- [What you need to do] Extract every line that includes the string "baholash".

- [Supplied material]

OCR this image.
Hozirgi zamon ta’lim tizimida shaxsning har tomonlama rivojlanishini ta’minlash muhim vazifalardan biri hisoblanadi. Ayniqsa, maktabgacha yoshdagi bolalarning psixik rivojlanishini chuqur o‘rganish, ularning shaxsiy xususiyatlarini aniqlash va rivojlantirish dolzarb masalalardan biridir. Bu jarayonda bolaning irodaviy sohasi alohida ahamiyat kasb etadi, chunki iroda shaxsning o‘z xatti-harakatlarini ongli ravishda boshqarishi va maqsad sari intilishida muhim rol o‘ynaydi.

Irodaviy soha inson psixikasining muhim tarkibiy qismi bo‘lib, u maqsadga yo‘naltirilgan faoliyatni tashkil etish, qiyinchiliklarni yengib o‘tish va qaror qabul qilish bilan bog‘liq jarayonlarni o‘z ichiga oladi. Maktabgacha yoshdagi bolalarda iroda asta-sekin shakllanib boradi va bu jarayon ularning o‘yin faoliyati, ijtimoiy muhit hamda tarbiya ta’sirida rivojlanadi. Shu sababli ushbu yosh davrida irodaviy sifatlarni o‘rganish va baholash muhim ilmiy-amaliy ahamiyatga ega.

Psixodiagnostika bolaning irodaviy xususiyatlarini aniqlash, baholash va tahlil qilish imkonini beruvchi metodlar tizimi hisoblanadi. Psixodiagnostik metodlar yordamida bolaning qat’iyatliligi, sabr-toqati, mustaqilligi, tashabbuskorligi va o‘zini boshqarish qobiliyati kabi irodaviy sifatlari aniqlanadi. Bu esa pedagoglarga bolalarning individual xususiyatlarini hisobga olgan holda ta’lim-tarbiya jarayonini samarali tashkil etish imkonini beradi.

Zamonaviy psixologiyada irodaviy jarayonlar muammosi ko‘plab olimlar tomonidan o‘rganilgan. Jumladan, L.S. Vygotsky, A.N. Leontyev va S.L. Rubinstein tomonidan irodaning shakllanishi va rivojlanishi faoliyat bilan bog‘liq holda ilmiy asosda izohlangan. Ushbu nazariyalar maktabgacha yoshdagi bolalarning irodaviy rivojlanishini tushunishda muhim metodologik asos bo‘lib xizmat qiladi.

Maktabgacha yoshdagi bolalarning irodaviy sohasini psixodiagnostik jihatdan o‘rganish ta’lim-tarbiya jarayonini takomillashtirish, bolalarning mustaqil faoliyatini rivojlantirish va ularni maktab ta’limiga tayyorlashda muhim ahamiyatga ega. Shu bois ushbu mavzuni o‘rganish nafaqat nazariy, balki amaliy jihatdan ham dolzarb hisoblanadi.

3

- [Output of the exercise]
Irodaviy soha inson psixikasining muhim tarkibiy qismi bo‘lib, u maqsadga yo‘naltirilgan faoliyatni tashkil etish, qiyinchiliklarni yengib o‘tish va qaror qabul qilish bilan bog‘liq jarayonlarni o‘z ichiga oladi. Maktabgacha yoshdagi bolalarda iroda asta-sekin shakllanib boradi va bu jarayon ularning o‘yin faoliyati, ijtimoiy muhit hamda tarbiya ta’sirida rivojlanadi. Shu sababli ushbu yosh davrida irodaviy sifatlarni o‘rganish va baholash muhim ilmiy-amaliy ahamiyatga ega.
Psixodiagnostika bolaning irodaviy xususiyatlarini aniqlash, baholash va tahlil qilish imkonini beruvchi metodlar tizimi hisoblanadi. Psixodiagnostik metodlar yordamida bolaning qat’iyatliligi, sabr-toqati, mustaqilligi, tashabbuskorligi va o‘zini boshqarish qobiliyati kabi irodaviy sifatlari aniqlanadi. Bu esa pedagoglarga bolalarning individual xususiyatlarini hisobga olgan holda ta’lim-tarbiya jarayonini samarali tashkil etish imkonini beradi.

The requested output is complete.